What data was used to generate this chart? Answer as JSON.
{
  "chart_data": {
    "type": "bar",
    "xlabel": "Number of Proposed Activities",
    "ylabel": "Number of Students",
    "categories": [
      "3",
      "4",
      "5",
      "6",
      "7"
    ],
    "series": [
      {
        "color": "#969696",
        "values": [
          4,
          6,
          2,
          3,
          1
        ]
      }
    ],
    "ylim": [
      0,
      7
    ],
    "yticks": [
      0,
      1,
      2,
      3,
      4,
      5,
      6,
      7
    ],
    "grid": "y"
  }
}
━━━━━━━━━━━━━━━━━━━━
▶ **GOAL**:
Transcribe every entry exactly.

▶ **RESPONSE**:
What data was used to generate this chart? Answer as JSON.
{
  "chart_data": {
    "type": "bar",
    "xlabel": "Number of Proposed Activities",
    "ylabel": "Number of Students",
    "categories": [
      "3",
      "4",
      "5",
      "6",
      "7"
    ],
    "series": [
      {
        "color": "#969696",
        "values": [
          4,
          6,
          2,
          3,
          1
        ]
      }
    ],
    "ylim": [
      0,
      7
    ],
    "yticks": [
      0,
      1,
      2,
      3,
      4,
      5,
      6,
      7
    ],
    "grid": "y"
  }
}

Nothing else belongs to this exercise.